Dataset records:
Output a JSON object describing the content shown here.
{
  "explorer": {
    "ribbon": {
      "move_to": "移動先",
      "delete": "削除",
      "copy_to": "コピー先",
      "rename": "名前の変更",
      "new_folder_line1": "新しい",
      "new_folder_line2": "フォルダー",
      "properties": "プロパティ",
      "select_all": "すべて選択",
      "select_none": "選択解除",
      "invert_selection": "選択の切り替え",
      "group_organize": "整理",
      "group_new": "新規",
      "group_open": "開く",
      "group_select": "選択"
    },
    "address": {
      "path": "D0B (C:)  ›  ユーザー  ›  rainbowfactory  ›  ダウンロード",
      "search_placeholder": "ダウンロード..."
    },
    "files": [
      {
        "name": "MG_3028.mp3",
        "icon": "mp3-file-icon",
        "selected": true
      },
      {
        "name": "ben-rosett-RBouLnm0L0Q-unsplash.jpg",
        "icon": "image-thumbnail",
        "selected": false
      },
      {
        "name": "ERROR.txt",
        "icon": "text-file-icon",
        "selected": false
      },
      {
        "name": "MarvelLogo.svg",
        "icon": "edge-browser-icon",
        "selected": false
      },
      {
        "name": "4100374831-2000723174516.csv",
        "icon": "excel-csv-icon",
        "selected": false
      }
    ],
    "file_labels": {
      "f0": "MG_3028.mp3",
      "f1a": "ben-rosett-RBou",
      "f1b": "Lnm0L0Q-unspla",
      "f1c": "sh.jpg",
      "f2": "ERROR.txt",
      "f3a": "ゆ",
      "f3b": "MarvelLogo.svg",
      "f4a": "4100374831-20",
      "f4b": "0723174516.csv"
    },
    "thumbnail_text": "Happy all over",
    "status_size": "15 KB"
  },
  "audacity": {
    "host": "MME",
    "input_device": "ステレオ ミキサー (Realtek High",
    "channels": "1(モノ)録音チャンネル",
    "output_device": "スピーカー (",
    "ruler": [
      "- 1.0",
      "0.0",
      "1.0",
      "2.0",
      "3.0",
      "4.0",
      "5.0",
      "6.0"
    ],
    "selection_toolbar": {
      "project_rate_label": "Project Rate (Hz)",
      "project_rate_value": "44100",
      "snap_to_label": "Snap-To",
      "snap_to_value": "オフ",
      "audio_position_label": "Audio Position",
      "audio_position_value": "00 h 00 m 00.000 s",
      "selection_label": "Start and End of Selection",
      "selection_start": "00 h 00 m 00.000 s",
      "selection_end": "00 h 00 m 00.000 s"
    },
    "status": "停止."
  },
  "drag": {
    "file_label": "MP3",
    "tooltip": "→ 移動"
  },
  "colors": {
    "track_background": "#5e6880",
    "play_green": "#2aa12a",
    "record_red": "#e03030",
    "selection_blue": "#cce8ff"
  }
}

Exercise requirements: Emit the full listing verbatim.

Task solution:
Output a JSON object describing the content shown here.
{
  "explorer": {
    "ribbon": {
      "move_to": "移動先",
      "delete": "削除",
      "copy_to": "コピー先",
      "rename": "名前の変更",
      "new_folder_line1": "新しい",
      "new_folder_line2": "フォルダー",
      "properties": "プロパティ",
      "select_all": "すべて選択",
      "select_none": "選択解除",
      "invert_selection": "選択の切り替え",
      "group_organize": "整理",
      "group_new": "新規",
      "group_open": "開く",
      "group_select": "選択"
    },
    "address": {
      "path": "D0B (C:)  ›  ユーザー  ›  rainbowfactory  ›  ダウンロード",
      "search_placeholder": "ダウンロード..."
    },
    "files": [
      {
        "name": "MG_3028.mp3",
        "icon": "mp3-file-icon",
        "selected": true
      },
      {
        "name": "ben-rosett-RBouLnm0L0Q-unsplash.jpg",
        "icon": "image-thumbnail",
        "selected": false
      },
      {
        "name": "ERROR.txt",
        "icon": "text-file-icon",
        "selected": false
      },
      {
        "name": "MarvelLogo.svg",
        "icon": "edge-browser-icon",
        "selected": false
      },
      {
        "name": "4100374831-2000723174516.csv",
        "icon": "excel-csv-icon",
        "selected": false
      }
    ],
    "file_labels": {
      "f0": "MG_3028.mp3",
      "f1a": "ben-rosett-RBou",
      "f1b": "Lnm0L0Q-unspla",
      "f1c": "sh.jpg",
      "f2": "ERROR.txt",
      "f3a": "ゆ",
      "f3b": "MarvelLogo.svg",
      "f4a": "4100374831-20",
      "f4b": "0723174516.csv"
    },
    "thumbnail_text": "Happy all over",
    "status_size": "15 KB"
  },
  "audacity": {
    "host": "MME",
    "input_device": "ステレオ ミキサー (Realtek High",
    "channels": "1(モノ)録音チャンネル",
    "output_device": "スピーカー (",
    "ruler": [
      "- 1.0",
      "0.0",
      "1.0",
      "2.0",
      "3.0",
      "4.0",
      "5.0",
      "6.0"
    ],
    "selection_toolbar": {
      "project_rate_label": "Project Rate (Hz)",
      "project_rate_value": "44100",
      "snap_to_label": "Snap-To",
      "snap_to_value": "オフ",
      "audio_position_label": "Audio Position",
      "audio_position_value": "00 h 00 m 00.000 s",
      "selection_label": "Start and End of Selection",
      "selection_start": "00 h 00 m 00.000 s",
      "selection_end": "00 h 00 m 00.000 s"
    },
    "status": "停止."
  },
  "drag": {
    "file_label": "MP3",
    "tooltip": "→ 移動"
  },
  "colors": {
    "track_background": "#5e6880",
    "play_green": "#2aa12a",
    "record_red": "#e03030",
    "selection_blue": "#cce8ff"
  }
}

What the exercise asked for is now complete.